### What is required:
Reproduce the stretch of the telecom bill article from "Conference leaders are" through "conference bill language.", updated so that "lobbyists" is replaced with "advocates".

### Passage shown:
Segment Open

Conference leaders are attempting to attach further
"de-regulatory" restrictions to the conference committee's draft telecom
bill that will remove guarantees for access and interconnection, and
permit telecom companies to price Net services in ways which seem
defensible only to the special interests which crafted the provisions.
Fresh from the "indecency" defeat, Net lobbyists and public
interest groups barely caught their breath before a new "red tide" of
restraints appeared in the draft conference bill language.
Though Netheads in Washington, such as D.C. Internet Society
Chair Ross Stapleton-Gray, reassure us that the Internet will remain
"pretty much the way it is now," and that neighborhood Internet service
providers (ISPs) will generally be able to offer access at continuing
competitive rates, insiders who have studied the language of the bill have
grave concerns about how the Internet of the future will look.
A senior counsel on the Senate Justice Committee told the American
Reporter last week that new draft changes will put back into the bill the
original Cox-Wyden language (AR, No. 65) that would have prohibited the
FCC from "economically regulating" the Internet. "Nobody really knows what
this means," the source said.
In a style now familiar to reporters covering the telecom bill,
House Commerce Committee Chairman Tom Bliley (R-VA) prefers critical
conference decisions to be made in the dark corners of Capitol offices and
meeting rooms as far away from open committee meetings as possible.
A "signature sheet" is presently being substituted for open
discussion and debate. This assures that so-called "technical" changes
and at least one "substantive" change to the draft telecom bill, according
to Senate Commerce Committee staffers, can proceed without conferees
understanding too much about what the changes really mean.
The proposed language prohibiting the FCC from economically
regulating the Internet is doubly ironic in that it was not part of
the Cox-Wyden measure, which overwhelmingly passed the House on a
vote of 420-4, and an FCC role for "describing" measures to regulate
Internet "content" is positively sanctioned in the draft language.

Segment Closed

(Data extracted from a collection)
Segment Open

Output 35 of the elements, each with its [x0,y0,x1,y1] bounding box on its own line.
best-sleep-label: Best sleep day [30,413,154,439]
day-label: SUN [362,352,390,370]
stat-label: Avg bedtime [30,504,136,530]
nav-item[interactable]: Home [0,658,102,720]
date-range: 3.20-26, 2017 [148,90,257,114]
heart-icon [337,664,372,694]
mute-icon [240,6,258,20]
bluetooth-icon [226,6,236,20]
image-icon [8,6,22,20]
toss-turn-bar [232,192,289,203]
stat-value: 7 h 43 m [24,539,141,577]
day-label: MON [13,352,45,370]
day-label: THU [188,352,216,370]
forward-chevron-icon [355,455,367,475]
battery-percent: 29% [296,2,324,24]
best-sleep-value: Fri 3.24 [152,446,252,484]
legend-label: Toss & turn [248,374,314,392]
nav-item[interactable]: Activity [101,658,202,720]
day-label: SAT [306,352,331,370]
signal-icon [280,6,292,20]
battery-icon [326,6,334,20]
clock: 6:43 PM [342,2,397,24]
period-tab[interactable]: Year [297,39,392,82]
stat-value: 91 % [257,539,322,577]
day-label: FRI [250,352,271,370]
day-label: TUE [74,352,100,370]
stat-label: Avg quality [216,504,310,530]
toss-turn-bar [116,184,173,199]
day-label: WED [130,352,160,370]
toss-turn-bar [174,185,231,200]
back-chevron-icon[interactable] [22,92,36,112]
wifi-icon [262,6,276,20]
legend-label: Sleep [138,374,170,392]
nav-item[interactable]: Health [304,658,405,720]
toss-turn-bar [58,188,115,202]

Segment Closed

### Response to this task:
Conference leaders are attempting to attach further
"de-regulatory" restrictions to the conference committee's draft telecom
bill that will remove guarantees for access and interconnection, and
permit telecom companies to price Net services in ways which seem
defensible only to the special interests which crafted the provisions.
Fresh from the "indecency" defeat, Net advocates and public
interest groups barely caught their breath before a new "red tide" of
restraints appeared in the draft conference bill language.